Data tied to figure images:
——————————

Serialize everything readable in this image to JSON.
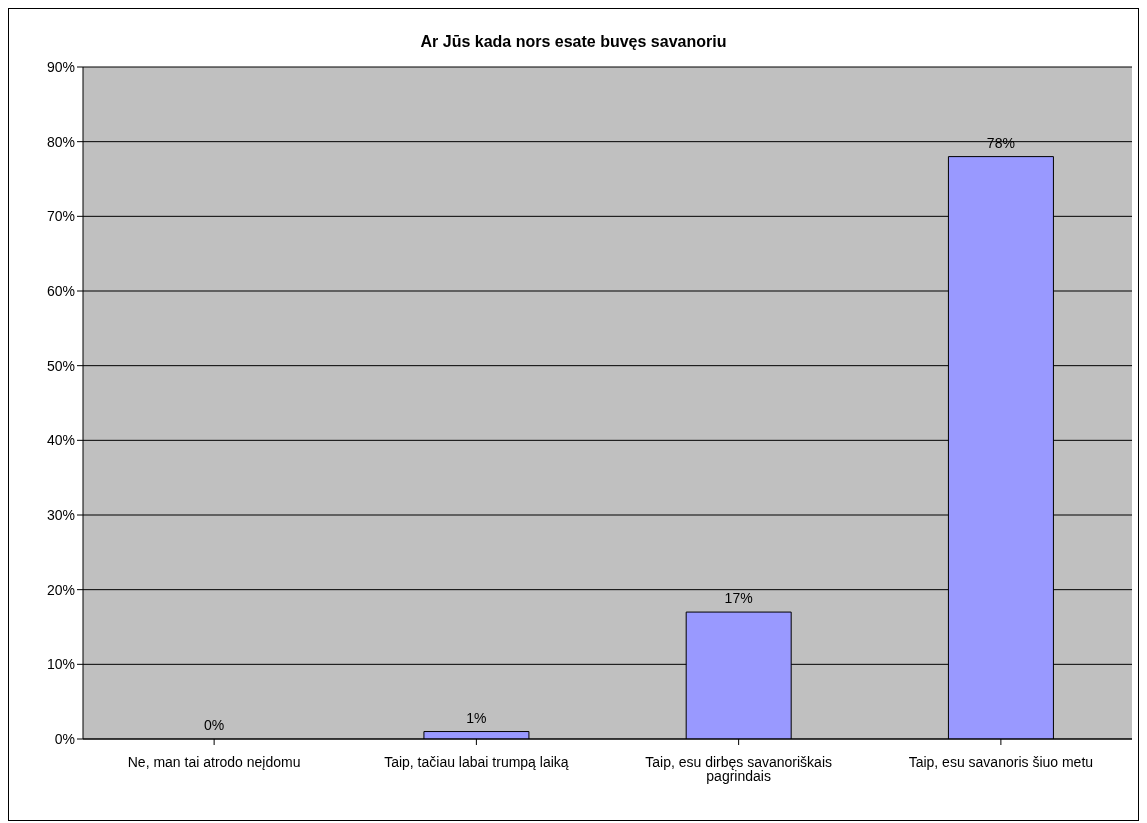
{
  "chart_data": {
    "type": "bar",
    "title": "Ar Jūs kada nors esate buvęs savanoriu",
    "categories": [
      "Ne, man tai atrodo neįdomu",
      "Taip, tačiau labai trumpą laiką",
      "Taip, esu dirbęs savanoriškais pagrindais",
      "Taip, esu savanoris šiuo metu"
    ],
    "values": [
      0,
      1,
      17,
      78
    ],
    "value_labels": [
      "0%",
      "1%",
      "17%",
      "78%"
    ],
    "color": "#9999ff",
    "ylim": [
      0,
      90
    ],
    "yticks": [
      {
        "value": 0,
        "label": "0%"
      },
      {
        "value": 10,
        "label": "10%"
      },
      {
        "value": 20,
        "label": "20%"
      },
      {
        "value": 30,
        "label": "30%"
      },
      {
        "value": 40,
        "label": "40%"
      },
      {
        "value": 50,
        "label": "50%"
      },
      {
        "value": 60,
        "label": "60%"
      },
      {
        "value": 70,
        "label": "70%"
      },
      {
        "value": 80,
        "label": "80%"
      },
      {
        "value": 90,
        "label": "90%"
      }
    ],
    "grid": "y"
  }
}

——————————

**EXERCISE**
Give an exact copy of the material, leaving out every picture.

**RESULT FOR THIS TASK**
Serialize everything readable in this image to JSON.
{
  "chart_data": {
    "type": "bar",
    "title": "Ar Jūs kada nors esate buvęs savanoriu",
    "categories": [
      "Ne, man tai atrodo neįdomu",
      "Taip, tačiau labai trumpą laiką",
      "Taip, esu dirbęs savanoriškais pagrindais",
      "Taip, esu savanoris šiuo metu"
    ],
    "values": [
      0,
      1,
      17,
      78
    ],
    "value_labels": [
      "0%",
      "1%",
      "17%",
      "78%"
    ],
    "color": "#9999ff",
    "ylim": [
      0,
      90
    ],
    "yticks": [
      {
        "value": 0,
        "label": "0%"
      },
      {
        "value": 10,
        "label": "10%"
      },
      {
        "value": 20,
        "label": "20%"
      },
      {
        "value": 30,
        "label": "30%"
      },
      {
        "value": 40,
        "label": "40%"
      },
      {
        "value": 50,
        "label": "50%"
      },
      {
        "value": 60,
        "label": "60%"
      },
      {
        "value": 70,
        "label": "70%"
      },
      {
        "value": 80,
        "label": "80%"
      },
      {
        "value": 90,
        "label": "90%"
      }
    ],
    "grid": "y"
  }
}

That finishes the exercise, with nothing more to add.